-- start of Provided data --
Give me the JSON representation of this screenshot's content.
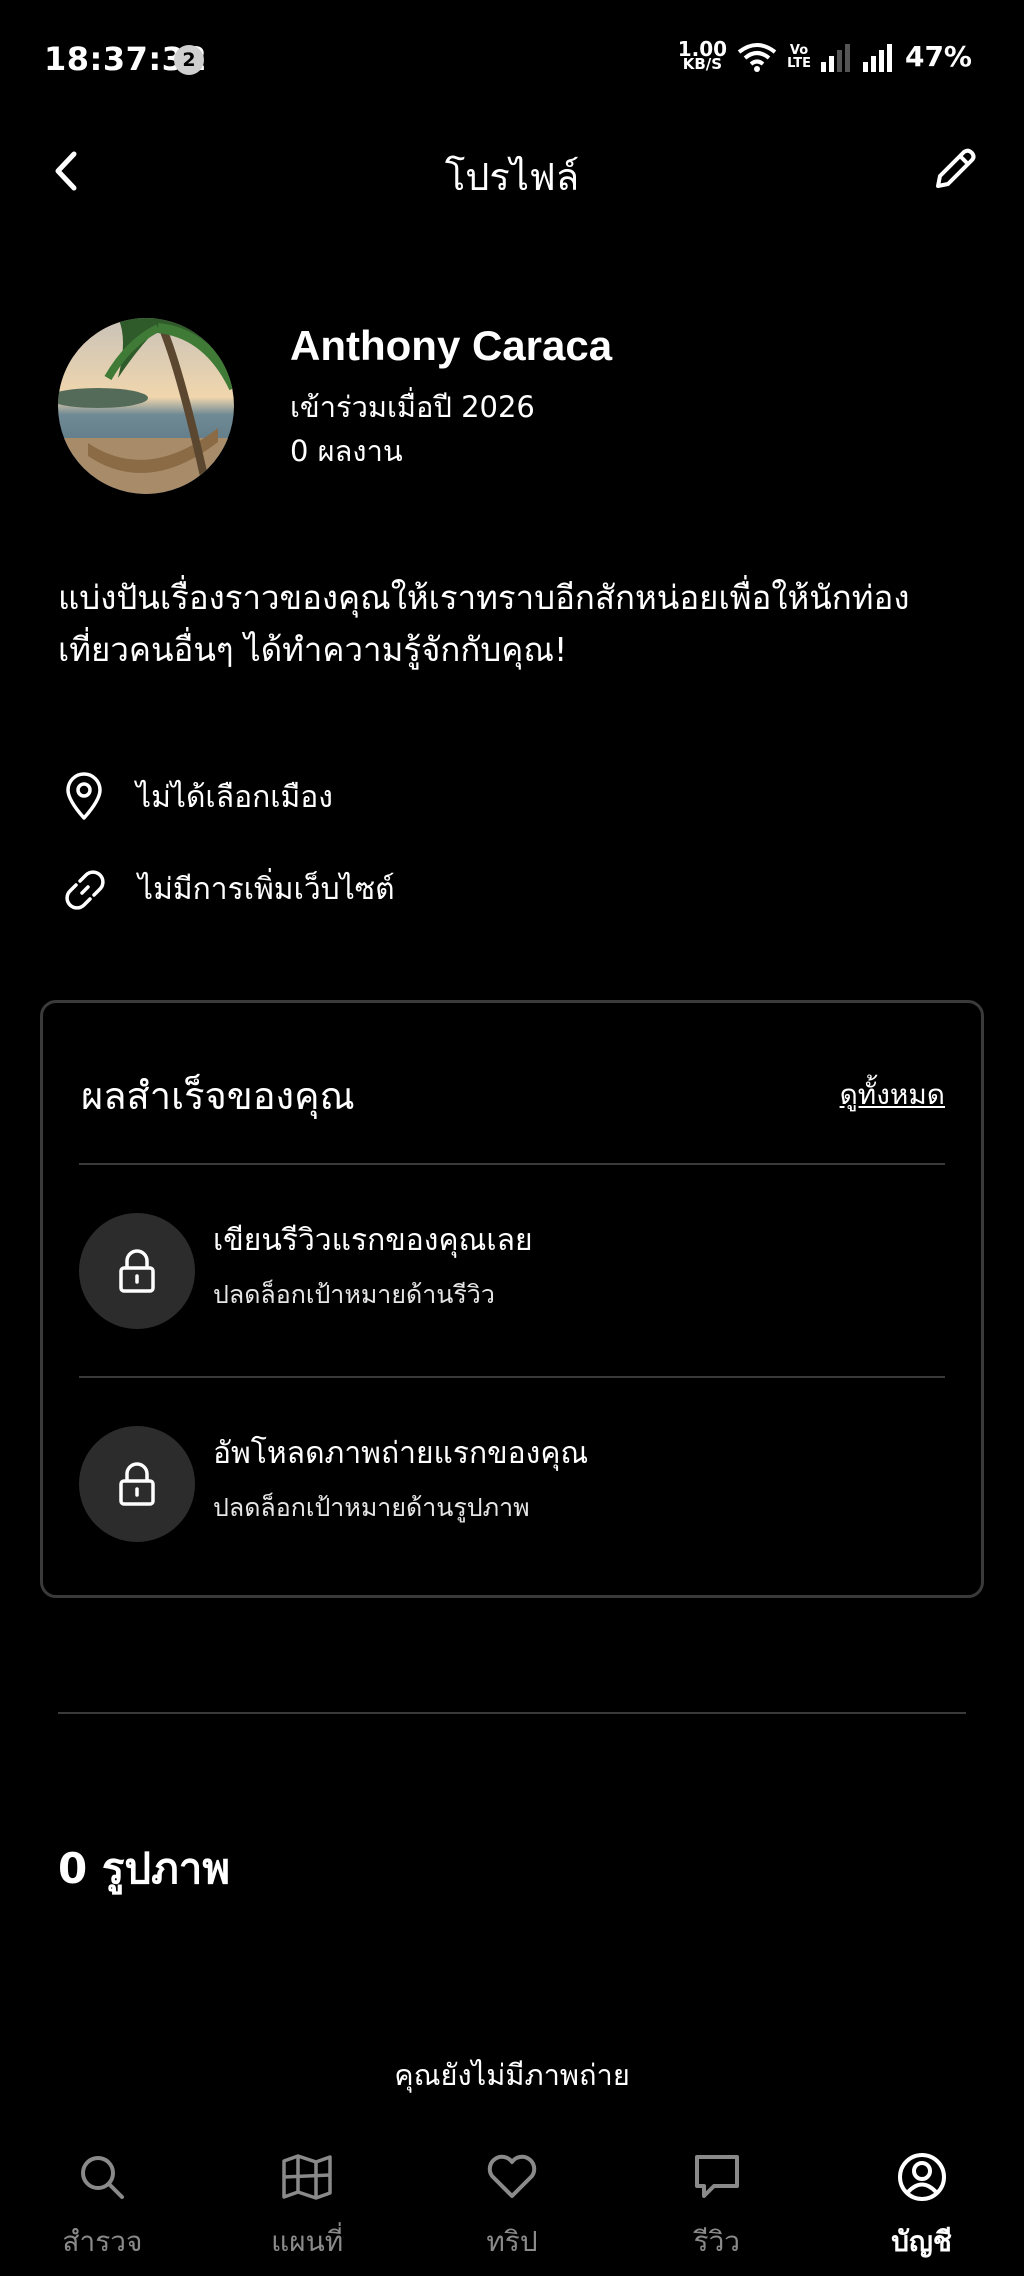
{
  "status_bar": {
    "time": "18:37:32",
    "notification_count": "2",
    "net_speed_value": "1.00",
    "net_speed_unit": "KB/S",
    "volte_top": "Vo",
    "volte_bottom": "LTE",
    "battery": "47%"
  },
  "header": {
    "title": "โปรไฟล์",
    "back_icon": "chevron-left-icon",
    "edit_icon": "pencil-icon"
  },
  "profile": {
    "name": "Anthony Caraca",
    "joined": "เข้าร่วมเมื่อปี 2026",
    "works": "0 ผลงาน",
    "bio": "แบ่งปันเรื่องราวของคุณให้เราทราบอีกสักหน่อยเพื่อให้นักท่องเที่ยวคนอื่นๆ ได้ทำความรู้จักกับคุณ!",
    "city": "ไม่ได้เลือกเมือง",
    "website": "ไม่มีการเพิ่มเว็บไซต์"
  },
  "achievements": {
    "title": "ผลสำเร็จของคุณ",
    "view_all": "ดูทั้งหมด",
    "items": [
      {
        "title": "เขียนรีวิวแรกของคุณเลย",
        "subtitle": "ปลดล็อกเป้าหมายด้านรีวิว",
        "icon": "lock-icon"
      },
      {
        "title": "อัพโหลดภาพถ่ายแรกของคุณ",
        "subtitle": "ปลดล็อกเป้าหมายด้านรูปภาพ",
        "icon": "lock-icon"
      }
    ]
  },
  "photos": {
    "heading": "0 รูปภาพ",
    "empty": "คุณยังไม่มีภาพถ่าย"
  },
  "bottom_nav": [
    {
      "label": "สำรวจ",
      "icon": "search-icon",
      "active": false
    },
    {
      "label": "แผนที่",
      "icon": "map-icon",
      "active": false
    },
    {
      "label": "ทริป",
      "icon": "heart-icon",
      "active": false
    },
    {
      "label": "รีวิว",
      "icon": "chat-bubble-icon",
      "active": false
    },
    {
      "label": "บัญชี",
      "icon": "account-icon",
      "active": true
    }
  ],
  "colors": {
    "background": "#000000",
    "text": "#ffffff",
    "muted": "#8a8a8a",
    "divider": "#3a3a3a",
    "icon_circle": "#2c2c2c"
  }
}
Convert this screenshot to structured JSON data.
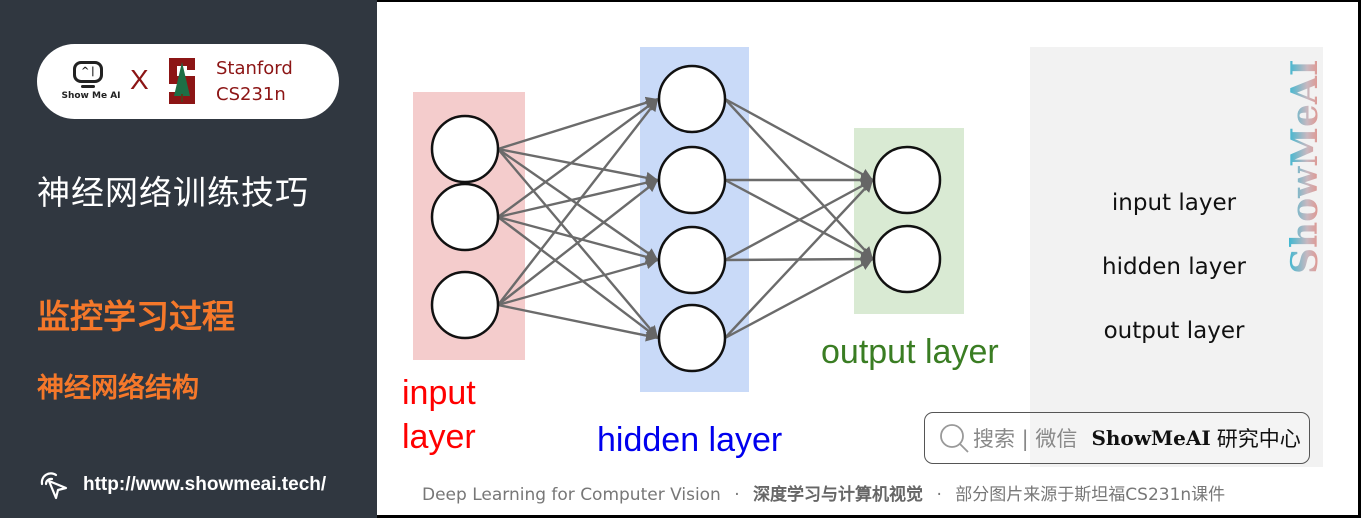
{
  "sidebar": {
    "logo": {
      "showmeai_label": "Show Me AI",
      "cross": "X",
      "partner_line1": "Stanford",
      "partner_line2": "CS231n"
    },
    "title": "神经网络训练技巧",
    "section": "监控学习过程",
    "subsection": "神经网络结构",
    "url": "http://www.showmeai.tech/"
  },
  "diagram": {
    "layers": [
      {
        "name": "input layer",
        "label_lines": [
          "input",
          "layer"
        ],
        "nodes": 3,
        "color": "#ff0000",
        "bg": "#f4cccc"
      },
      {
        "name": "hidden layer",
        "label_lines": [
          "hidden layer"
        ],
        "nodes": 4,
        "color": "#0000ee",
        "bg": "#c9daf8"
      },
      {
        "name": "output layer",
        "label_lines": [
          "output layer"
        ],
        "nodes": 2,
        "color": "#3a7d23",
        "bg": "#d9ead3"
      }
    ],
    "input_label_1": "input",
    "input_label_2": "layer",
    "hidden_label": "hidden layer",
    "output_label": "output layer"
  },
  "legend": {
    "items": [
      "input layer",
      "hidden layer",
      "output layer"
    ],
    "watermark": "ShowMeAI"
  },
  "search": {
    "hint": "搜索 | 微信",
    "brand": "ShowMeAI",
    "brand_suffix": "研究中心"
  },
  "footer": {
    "part1": "Deep Learning for Computer Vision",
    "sep": "·",
    "part2": "深度学习与计算机视觉",
    "part3": "部分图片来源于斯坦福CS231n课件"
  }
}
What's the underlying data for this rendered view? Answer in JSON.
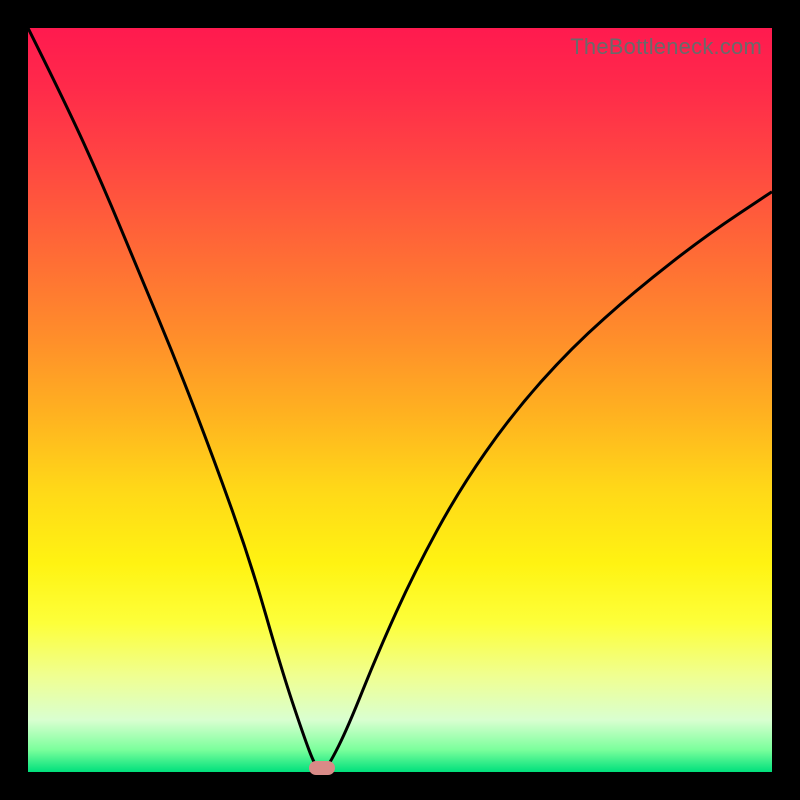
{
  "watermark": "TheBottleneck.com",
  "chart_data": {
    "type": "line",
    "title": "",
    "xlabel": "",
    "ylabel": "",
    "xlim": [
      0,
      1
    ],
    "ylim": [
      0,
      1
    ],
    "grid": false,
    "legend": false,
    "series": [
      {
        "name": "bottleneck-curve",
        "x": [
          0.0,
          0.05,
          0.1,
          0.15,
          0.2,
          0.25,
          0.3,
          0.34,
          0.37,
          0.385,
          0.395,
          0.405,
          0.43,
          0.47,
          0.52,
          0.58,
          0.65,
          0.73,
          0.82,
          0.91,
          1.0
        ],
        "y": [
          1.0,
          0.9,
          0.79,
          0.67,
          0.55,
          0.42,
          0.28,
          0.14,
          0.05,
          0.01,
          0.0,
          0.01,
          0.06,
          0.16,
          0.27,
          0.38,
          0.48,
          0.57,
          0.65,
          0.72,
          0.78
        ]
      }
    ],
    "marker": {
      "x": 0.395,
      "y": 0.005
    },
    "colors": {
      "curve": "#000000",
      "marker": "#d98a87",
      "gradient_top": "#ff1a4f",
      "gradient_bottom": "#00e07c"
    }
  }
}
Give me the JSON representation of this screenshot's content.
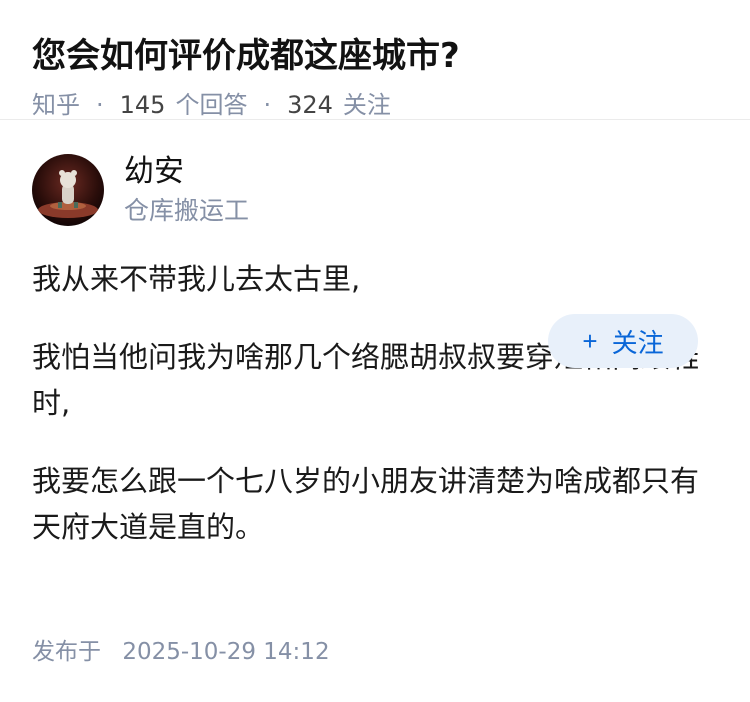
{
  "question": {
    "title": "您会如何评价成都这座城市?",
    "source": "知乎",
    "answer_count": "145",
    "answer_label": "个回答",
    "follower_count": "324",
    "follower_label": "关注",
    "separator": "·"
  },
  "author": {
    "name": "幼安",
    "headline": "仓库搬运工",
    "follow_icon": "plus-icon",
    "follow_plus": "+",
    "follow_label": "关注"
  },
  "answer": {
    "paragraphs": [
      "我从来不带我儿去太古里,",
      "我怕当他问我为啥那几个络腮胡叔叔要穿短裙高跟鞋时,",
      "我要怎么跟一个七八岁的小朋友讲清楚为啥成都只有天府大道是直的。"
    ],
    "publish_label": "发布于",
    "publish_time": "2025-10-29 14:12"
  },
  "colors": {
    "meta": "#8590a6",
    "follow_bg": "#e8f0fa",
    "follow_text": "#0966d8"
  }
}
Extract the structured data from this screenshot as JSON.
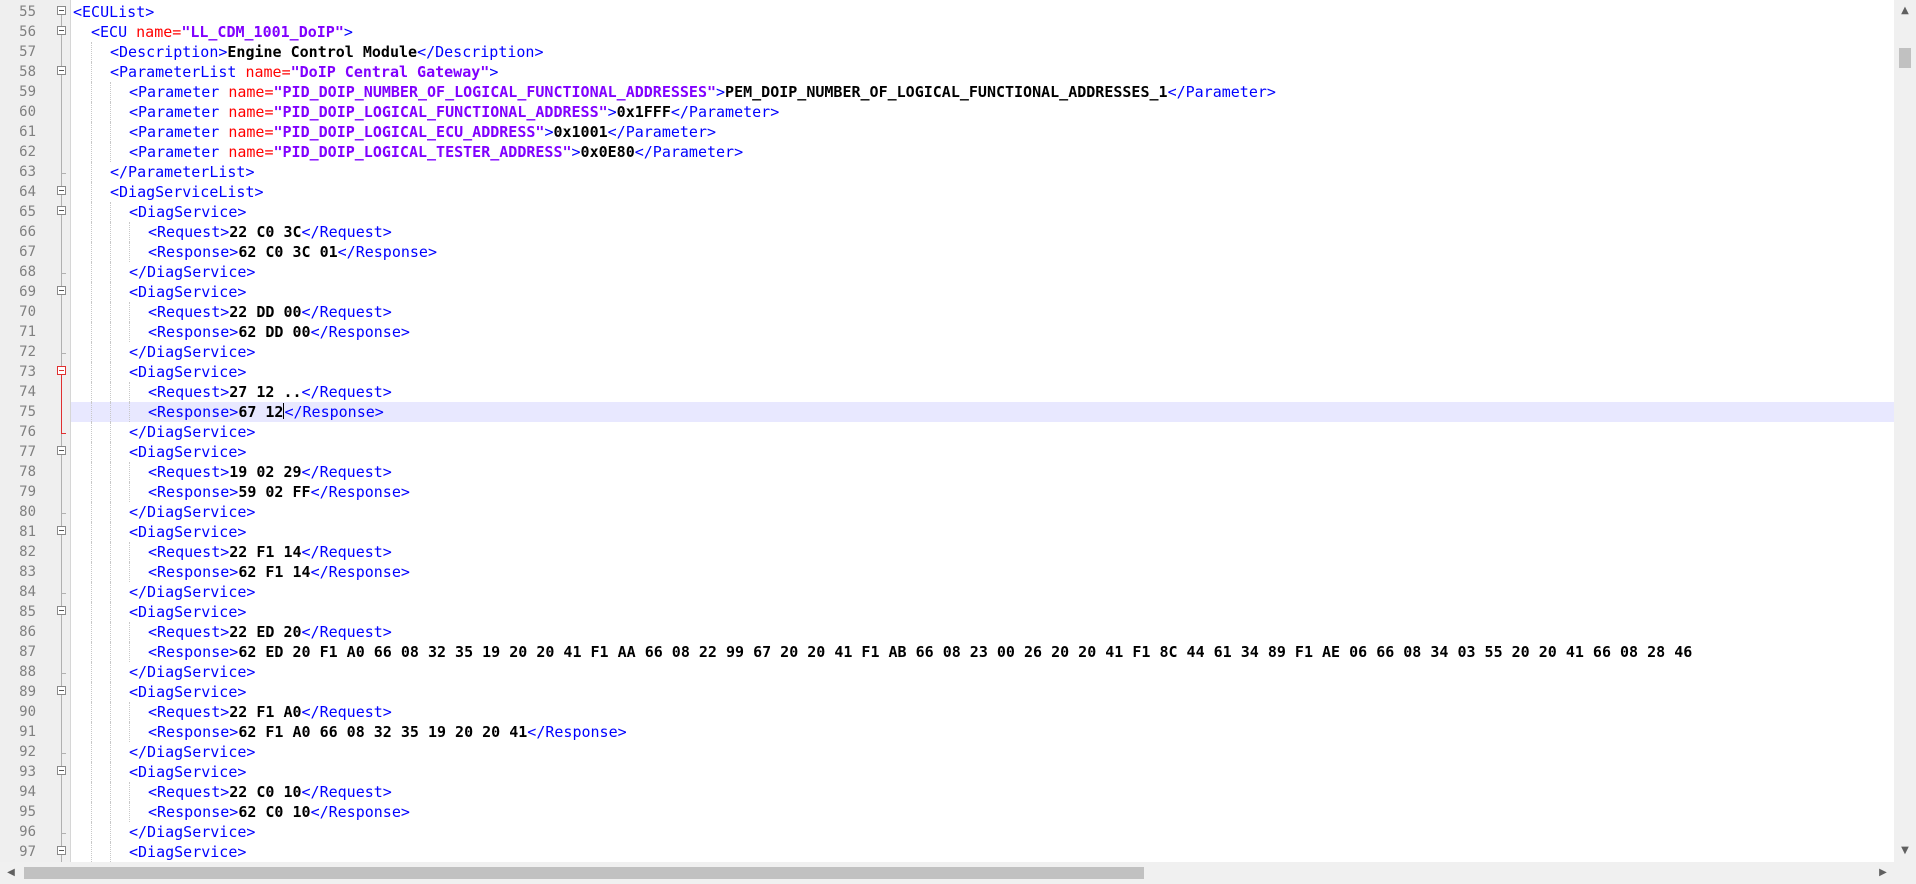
-- end of Provided data --
• Exercise requirements
Will you set down the records word for word while leaving out every picture?

• Solution to this problem
Give me the JSON representation of this screenshot's content.
{
  "status_bar": {
    "time": "18:37:32",
    "notification_count": "2",
    "net_speed_value": "1.00",
    "net_speed_unit": "KB/S",
    "volte_top": "Vo",
    "volte_bottom": "LTE",
    "battery": "47%"
  },
  "header": {
    "title": "โปรไฟล์",
    "back_icon": "chevron-left-icon",
    "edit_icon": "pencil-icon"
  },
  "profile": {
    "name": "Anthony Caraca",
    "joined": "เข้าร่วมเมื่อปี 2026",
    "works": "0 ผลงาน",
    "bio": "แบ่งปันเรื่องราวของคุณให้เราทราบอีกสักหน่อยเพื่อให้นักท่องเที่ยวคนอื่นๆ ได้ทำความรู้จักกับคุณ!",
    "city": "ไม่ได้เลือกเมือง",
    "website": "ไม่มีการเพิ่มเว็บไซต์"
  },
  "achievements": {
    "title": "ผลสำเร็จของคุณ",
    "view_all": "ดูทั้งหมด",
    "items": [
      {
        "title": "เขียนรีวิวแรกของคุณเลย",
        "subtitle": "ปลดล็อกเป้าหมายด้านรีวิว",
        "icon": "lock-icon"
      },
      {
        "title": "อัพโหลดภาพถ่ายแรกของคุณ",
        "subtitle": "ปลดล็อกเป้าหมายด้านรูปภาพ",
        "icon": "lock-icon"
      }
    ]
  },
  "photos": {
    "heading": "0 รูปภาพ",
    "empty": "คุณยังไม่มีภาพถ่าย"
  },
  "bottom_nav": [
    {
      "label": "สำรวจ",
      "icon": "search-icon",
      "active": false
    },
    {
      "label": "แผนที่",
      "icon": "map-icon",
      "active": false
    },
    {
      "label": "ทริป",
      "icon": "heart-icon",
      "active": false
    },
    {
      "label": "รีวิว",
      "icon": "chat-bubble-icon",
      "active": false
    },
    {
      "label": "บัญชี",
      "icon": "account-icon",
      "active": true
    }
  ],
  "colors": {
    "background": "#000000",
    "text": "#ffffff",
    "muted": "#8a8a8a",
    "divider": "#3a3a3a",
    "icon_circle": "#2c2c2c"
  }
}
Convert this screenshot to structured JSON data.
{
  "sidebar": {
    "logo": {
      "showmeai_label": "Show Me AI",
      "cross": "X",
      "partner_line1": "Stanford",
      "partner_line2": "CS231n"
    },
    "title": "神经网络训练技巧",
    "section": "监控学习过程",
    "subsection": "神经网络结构",
    "url": "http://www.showmeai.tech/"
  },
  "diagram": {
    "layers": [
      {
        "name": "input layer",
        "label_lines": [
          "input",
          "layer"
        ],
        "nodes": 3,
        "color": "#ff0000",
        "bg": "#f4cccc"
      },
      {
        "name": "hidden layer",
        "label_lines": [
          "hidden layer"
        ],
        "nodes": 4,
        "color": "#0000ee",
        "bg": "#c9daf8"
      },
      {
        "name": "output layer",
        "label_lines": [
          "output layer"
        ],
        "nodes": 2,
        "color": "#3a7d23",
        "bg": "#d9ead3"
      }
    ],
    "input_label_1": "input",
    "input_label_2": "layer",
    "hidden_label": "hidden layer",
    "output_label": "output layer"
  },
  "legend": {
    "items": [
      "input layer",
      "hidden layer",
      "output layer"
    ],
    "watermark": "ShowMeAI"
  },
  "search": {
    "hint": "搜索 | 微信",
    "brand": "ShowMeAI",
    "brand_suffix": "研究中心"
  },
  "footer": {
    "part1": "Deep Learning for Computer Vision",
    "sep": "·",
    "part2": "深度学习与计算机视觉",
    "part3": "部分图片来源于斯坦福CS231n课件"
  }
}
What's the underlying data for this rendered view? Answer in JSON.
{
  "watermark": "TheBottleneck.com",
  "chart_data": {
    "type": "line",
    "title": "",
    "xlabel": "",
    "ylabel": "",
    "xlim": [
      0,
      1
    ],
    "ylim": [
      0,
      1
    ],
    "grid": false,
    "legend": false,
    "series": [
      {
        "name": "bottleneck-curve",
        "x": [
          0.0,
          0.05,
          0.1,
          0.15,
          0.2,
          0.25,
          0.3,
          0.34,
          0.37,
          0.385,
          0.395,
          0.405,
          0.43,
          0.47,
          0.52,
          0.58,
          0.65,
          0.73,
          0.82,
          0.91,
          1.0
        ],
        "y": [
          1.0,
          0.9,
          0.79,
          0.67,
          0.55,
          0.42,
          0.28,
          0.14,
          0.05,
          0.01,
          0.0,
          0.01,
          0.06,
          0.16,
          0.27,
          0.38,
          0.48,
          0.57,
          0.65,
          0.72,
          0.78
        ]
      }
    ],
    "marker": {
      "x": 0.395,
      "y": 0.005
    },
    "colors": {
      "curve": "#000000",
      "marker": "#d98a87",
      "gradient_top": "#ff1a4f",
      "gradient_bottom": "#00e07c"
    }
  }
}
Give me the JSON representation of this screenshot's content.
{
  "question": {
    "title": "您会如何评价成都这座城市?",
    "source": "知乎",
    "answer_count": "145",
    "answer_label": "个回答",
    "follower_count": "324",
    "follower_label": "关注",
    "separator": "·"
  },
  "author": {
    "name": "幼安",
    "headline": "仓库搬运工",
    "follow_icon": "plus-icon",
    "follow_plus": "+",
    "follow_label": "关注"
  },
  "answer": {
    "paragraphs": [
      "我从来不带我儿去太古里,",
      "我怕当他问我为啥那几个络腮胡叔叔要穿短裙高跟鞋时,",
      "我要怎么跟一个七八岁的小朋友讲清楚为啥成都只有天府大道是直的。"
    ],
    "publish_label": "发布于",
    "publish_time": "2025-10-29 14:12"
  },
  "colors": {
    "meta": "#8590a6",
    "follow_bg": "#e8f0fa",
    "follow_text": "#0966d8"
  }
}
Extract the structured data from this screenshot as JSON.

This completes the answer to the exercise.